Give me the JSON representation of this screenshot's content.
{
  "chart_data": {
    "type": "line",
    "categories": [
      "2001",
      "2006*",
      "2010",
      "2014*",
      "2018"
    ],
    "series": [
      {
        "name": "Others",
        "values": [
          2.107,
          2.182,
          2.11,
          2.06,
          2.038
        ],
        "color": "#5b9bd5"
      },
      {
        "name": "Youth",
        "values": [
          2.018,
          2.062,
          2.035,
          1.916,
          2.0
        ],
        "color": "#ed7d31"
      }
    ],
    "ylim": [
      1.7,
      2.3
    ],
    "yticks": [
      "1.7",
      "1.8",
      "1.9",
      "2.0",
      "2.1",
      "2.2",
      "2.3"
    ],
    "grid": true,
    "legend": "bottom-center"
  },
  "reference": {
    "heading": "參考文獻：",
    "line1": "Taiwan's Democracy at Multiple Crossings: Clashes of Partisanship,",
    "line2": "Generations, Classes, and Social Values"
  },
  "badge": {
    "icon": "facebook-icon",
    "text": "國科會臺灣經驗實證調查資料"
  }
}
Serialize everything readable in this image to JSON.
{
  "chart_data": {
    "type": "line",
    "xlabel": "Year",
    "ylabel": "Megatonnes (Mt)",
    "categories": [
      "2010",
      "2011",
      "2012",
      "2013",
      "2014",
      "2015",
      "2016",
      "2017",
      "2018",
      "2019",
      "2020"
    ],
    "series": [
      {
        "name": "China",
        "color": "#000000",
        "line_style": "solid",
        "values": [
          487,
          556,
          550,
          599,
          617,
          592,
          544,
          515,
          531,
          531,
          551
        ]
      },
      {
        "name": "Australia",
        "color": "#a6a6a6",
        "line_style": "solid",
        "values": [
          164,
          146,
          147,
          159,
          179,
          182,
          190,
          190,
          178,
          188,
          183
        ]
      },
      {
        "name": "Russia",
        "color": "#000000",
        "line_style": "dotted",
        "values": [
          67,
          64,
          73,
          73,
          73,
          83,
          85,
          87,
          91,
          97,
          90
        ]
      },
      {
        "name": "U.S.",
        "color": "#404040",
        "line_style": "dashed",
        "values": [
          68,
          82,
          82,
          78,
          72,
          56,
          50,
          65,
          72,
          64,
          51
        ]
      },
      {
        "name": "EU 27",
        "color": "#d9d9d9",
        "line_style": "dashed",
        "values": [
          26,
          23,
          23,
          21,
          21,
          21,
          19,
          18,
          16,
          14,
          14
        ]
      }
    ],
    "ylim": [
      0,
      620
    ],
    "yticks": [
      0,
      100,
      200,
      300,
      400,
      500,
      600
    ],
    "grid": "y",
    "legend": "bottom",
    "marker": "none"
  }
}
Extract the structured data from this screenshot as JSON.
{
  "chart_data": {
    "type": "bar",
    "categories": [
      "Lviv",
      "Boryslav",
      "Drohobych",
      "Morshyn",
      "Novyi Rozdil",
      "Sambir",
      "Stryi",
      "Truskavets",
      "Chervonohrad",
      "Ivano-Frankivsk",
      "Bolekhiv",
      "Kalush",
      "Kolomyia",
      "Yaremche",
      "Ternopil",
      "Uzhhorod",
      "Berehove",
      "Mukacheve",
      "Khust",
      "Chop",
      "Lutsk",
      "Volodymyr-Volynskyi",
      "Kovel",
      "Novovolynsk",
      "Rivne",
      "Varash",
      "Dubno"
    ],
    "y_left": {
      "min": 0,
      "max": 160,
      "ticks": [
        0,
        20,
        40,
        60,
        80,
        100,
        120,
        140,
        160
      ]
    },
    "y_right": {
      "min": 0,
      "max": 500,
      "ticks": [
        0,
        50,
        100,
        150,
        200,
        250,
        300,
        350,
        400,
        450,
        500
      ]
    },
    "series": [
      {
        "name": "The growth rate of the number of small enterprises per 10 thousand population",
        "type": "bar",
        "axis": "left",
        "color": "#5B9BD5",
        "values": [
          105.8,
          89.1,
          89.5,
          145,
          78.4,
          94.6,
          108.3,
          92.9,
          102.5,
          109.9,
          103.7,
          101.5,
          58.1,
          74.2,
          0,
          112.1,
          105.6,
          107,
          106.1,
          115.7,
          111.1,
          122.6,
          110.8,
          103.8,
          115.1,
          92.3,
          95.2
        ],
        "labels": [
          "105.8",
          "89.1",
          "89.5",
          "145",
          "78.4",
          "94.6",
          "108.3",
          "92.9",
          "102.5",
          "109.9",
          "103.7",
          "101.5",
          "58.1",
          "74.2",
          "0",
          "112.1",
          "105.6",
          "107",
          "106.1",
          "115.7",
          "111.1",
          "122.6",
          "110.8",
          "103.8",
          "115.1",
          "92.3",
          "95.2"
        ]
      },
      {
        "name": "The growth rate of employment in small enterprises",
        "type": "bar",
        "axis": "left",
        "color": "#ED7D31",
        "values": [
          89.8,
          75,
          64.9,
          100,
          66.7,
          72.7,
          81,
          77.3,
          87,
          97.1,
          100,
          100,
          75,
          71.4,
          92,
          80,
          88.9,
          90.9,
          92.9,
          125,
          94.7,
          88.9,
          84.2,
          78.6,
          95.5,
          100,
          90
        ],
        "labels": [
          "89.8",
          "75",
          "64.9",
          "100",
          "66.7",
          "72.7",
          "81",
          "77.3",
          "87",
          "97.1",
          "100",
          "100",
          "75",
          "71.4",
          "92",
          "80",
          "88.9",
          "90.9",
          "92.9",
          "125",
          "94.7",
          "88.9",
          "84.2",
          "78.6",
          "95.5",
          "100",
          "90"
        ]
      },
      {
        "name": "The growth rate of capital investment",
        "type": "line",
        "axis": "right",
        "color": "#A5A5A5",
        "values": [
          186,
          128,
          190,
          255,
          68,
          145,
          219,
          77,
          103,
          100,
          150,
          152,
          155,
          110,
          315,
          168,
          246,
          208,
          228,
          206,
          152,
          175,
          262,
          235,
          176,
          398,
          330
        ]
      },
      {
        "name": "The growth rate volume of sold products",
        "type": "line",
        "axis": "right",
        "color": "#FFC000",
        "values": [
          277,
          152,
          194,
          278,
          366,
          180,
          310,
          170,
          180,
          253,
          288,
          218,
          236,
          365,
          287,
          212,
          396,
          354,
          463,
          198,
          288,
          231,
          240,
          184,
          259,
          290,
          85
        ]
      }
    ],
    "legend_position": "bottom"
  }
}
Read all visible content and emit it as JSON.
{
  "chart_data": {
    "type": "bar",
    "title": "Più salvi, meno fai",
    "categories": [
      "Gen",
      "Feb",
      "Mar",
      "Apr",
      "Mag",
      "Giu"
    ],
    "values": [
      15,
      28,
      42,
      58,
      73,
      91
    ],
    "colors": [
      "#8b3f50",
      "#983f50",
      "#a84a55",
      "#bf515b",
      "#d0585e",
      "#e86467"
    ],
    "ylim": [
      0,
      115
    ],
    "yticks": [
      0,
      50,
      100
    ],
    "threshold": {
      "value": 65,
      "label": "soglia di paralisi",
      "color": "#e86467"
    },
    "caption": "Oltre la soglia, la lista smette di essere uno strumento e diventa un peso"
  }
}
==========
Every record above needs to be repeated word for word.

• RESULT:
Give me the JSON representation of this screenshot's content.
{
  "chart_data": {
    "type": "line",
    "categories": [
      "2001",
      "2006*",
      "2010",
      "2014*",
      "2018"
    ],
    "series": [
      {
        "name": "Others",
        "values": [
          2.107,
          2.182,
          2.11,
          2.06,
          2.038
        ],
        "color": "#5b9bd5"
      },
      {
        "name": "Youth",
        "values": [
          2.018,
          2.062,
          2.035,
          1.916,
          2.0
        ],
        "color": "#ed7d31"
      }
    ],
    "ylim": [
      1.7,
      2.3
    ],
    "yticks": [
      "1.7",
      "1.8",
      "1.9",
      "2.0",
      "2.1",
      "2.2",
      "2.3"
    ],
    "grid": true,
    "legend": "bottom-center"
  },
  "reference": {
    "heading": "參考文獻：",
    "line1": "Taiwan's Democracy at Multiple Crossings: Clashes of Partisanship,",
    "line2": "Generations, Classes, and Social Values"
  },
  "badge": {
    "icon": "facebook-icon",
    "text": "國科會臺灣經驗實證調查資料"
  }
}
Serialize everything readable in this image to JSON.
{
  "chart_data": {
    "type": "line",
    "xlabel": "Year",
    "ylabel": "Megatonnes (Mt)",
    "categories": [
      "2010",
      "2011",
      "2012",
      "2013",
      "2014",
      "2015",
      "2016",
      "2017",
      "2018",
      "2019",
      "2020"
    ],
    "series": [
      {
        "name": "China",
        "color": "#000000",
        "line_style": "solid",
        "values": [
          487,
          556,
          550,
          599,
          617,
          592,
          544,
          515,
          531,
          531,
          551
        ]
      },
      {
        "name": "Australia",
        "color": "#a6a6a6",
        "line_style": "solid",
        "values": [
          164,
          146,
          147,
          159,
          179,
          182,
          190,
          190,
          178,
          188,
          183
        ]
      },
      {
        "name": "Russia",
        "color": "#000000",
        "line_style": "dotted",
        "values": [
          67,
          64,
          73,
          73,
          73,
          83,
          85,
          87,
          91,
          97,
          90
        ]
      },
      {
        "name": "U.S.",
        "color": "#404040",
        "line_style": "dashed",
        "values": [
          68,
          82,
          82,
          78,
          72,
          56,
          50,
          65,
          72,
          64,
          51
        ]
      },
      {
        "name": "EU 27",
        "color": "#d9d9d9",
        "line_style": "dashed",
        "values": [
          26,
          23,
          23,
          21,
          21,
          21,
          19,
          18,
          16,
          14,
          14
        ]
      }
    ],
    "ylim": [
      0,
      620
    ],
    "yticks": [
      0,
      100,
      200,
      300,
      400,
      500,
      600
    ],
    "grid": "y",
    "legend": "bottom",
    "marker": "none"
  }
}
Extract the structured data from this screenshot as JSON.
{
  "chart_data": {
    "type": "bar",
    "categories": [
      "Lviv",
      "Boryslav",
      "Drohobych",
      "Morshyn",
      "Novyi Rozdil",
      "Sambir",
      "Stryi",
      "Truskavets",
      "Chervonohrad",
      "Ivano-Frankivsk",
      "Bolekhiv",
      "Kalush",
      "Kolomyia",
      "Yaremche",
      "Ternopil",
      "Uzhhorod",
      "Berehove",
      "Mukacheve",
      "Khust",
      "Chop",
      "Lutsk",
      "Volodymyr-Volynskyi",
      "Kovel",
      "Novovolynsk",
      "Rivne",
      "Varash",
      "Dubno"
    ],
    "y_left": {
      "min": 0,
      "max": 160,
      "ticks": [
        0,
        20,
        40,
        60,
        80,
        100,
        120,
        140,
        160
      ]
    },
    "y_right": {
      "min": 0,
      "max": 500,
      "ticks": [
        0,
        50,
        100,
        150,
        200,
        250,
        300,
        350,
        400,
        450,
        500
      ]
    },
    "series": [
      {
        "name": "The growth rate of the number of small enterprises per 10 thousand population",
        "type": "bar",
        "axis": "left",
        "color": "#5B9BD5",
        "values": [
          105.8,
          89.1,
          89.5,
          145,
          78.4,
          94.6,
          108.3,
          92.9,
          102.5,
          109.9,
          103.7,
          101.5,
          58.1,
          74.2,
          0,
          112.1,
          105.6,
          107,
          106.1,
          115.7,
          111.1,
          122.6,
          110.8,
          103.8,
          115.1,
          92.3,
          95.2
        ],
        "labels": [
          "105.8",
          "89.1",
          "89.5",
          "145",
          "78.4",
          "94.6",
          "108.3",
          "92.9",
          "102.5",
          "109.9",
          "103.7",
          "101.5",
          "58.1",
          "74.2",
          "0",
          "112.1",
          "105.6",
          "107",
          "106.1",
          "115.7",
          "111.1",
          "122.6",
          "110.8",
          "103.8",
          "115.1",
          "92.3",
          "95.2"
        ]
      },
      {
        "name": "The growth rate of employment in small enterprises",
        "type": "bar",
        "axis": "left",
        "color": "#ED7D31",
        "values": [
          89.8,
          75,
          64.9,
          100,
          66.7,
          72.7,
          81,
          77.3,
          87,
          97.1,
          100,
          100,
          75,
          71.4,
          92,
          80,
          88.9,
          90.9,
          92.9,
          125,
          94.7,
          88.9,
          84.2,
          78.6,
          95.5,
          100,
          90
        ],
        "labels": [
          "89.8",
          "75",
          "64.9",
          "100",
          "66.7",
          "72.7",
          "81",
          "77.3",
          "87",
          "97.1",
          "100",
          "100",
          "75",
          "71.4",
          "92",
          "80",
          "88.9",
          "90.9",
          "92.9",
          "125",
          "94.7",
          "88.9",
          "84.2",
          "78.6",
          "95.5",
          "100",
          "90"
        ]
      },
      {
        "name": "The growth rate of capital investment",
        "type": "line",
        "axis": "right",
        "color": "#A5A5A5",
        "values": [
          186,
          128,
          190,
          255,
          68,
          145,
          219,
          77,
          103,
          100,
          150,
          152,
          155,
          110,
          315,
          168,
          246,
          208,
          228,
          206,
          152,
          175,
          262,
          235,
          176,
          398,
          330
        ]
      },
      {
        "name": "The growth rate volume of sold products",
        "type": "line",
        "axis": "right",
        "color": "#FFC000",
        "values": [
          277,
          152,
          194,
          278,
          366,
          180,
          310,
          170,
          180,
          253,
          288,
          218,
          236,
          365,
          287,
          212,
          396,
          354,
          463,
          198,
          288,
          231,
          240,
          184,
          259,
          290,
          85
        ]
      }
    ],
    "legend_position": "bottom"
  }
}
Read all visible content and emit it as JSON.
{
  "chart_data": {
    "type": "bar",
    "title": "Più salvi, meno fai",
    "categories": [
      "Gen",
      "Feb",
      "Mar",
      "Apr",
      "Mag",
      "Giu"
    ],
    "values": [
      15,
      28,
      42,
      58,
      73,
      91
    ],
    "colors": [
      "#8b3f50",
      "#983f50",
      "#a84a55",
      "#bf515b",
      "#d0585e",
      "#e86467"
    ],
    "ylim": [
      0,
      115
    ],
    "yticks": [
      0,
      50,
      100
    ],
    "threshold": {
      "value": 65,
      "label": "soglia di paralisi",
      "color": "#e86467"
    },
    "caption": "Oltre la soglia, la lista smette di essere uno strumento e diventa un peso"
  }
}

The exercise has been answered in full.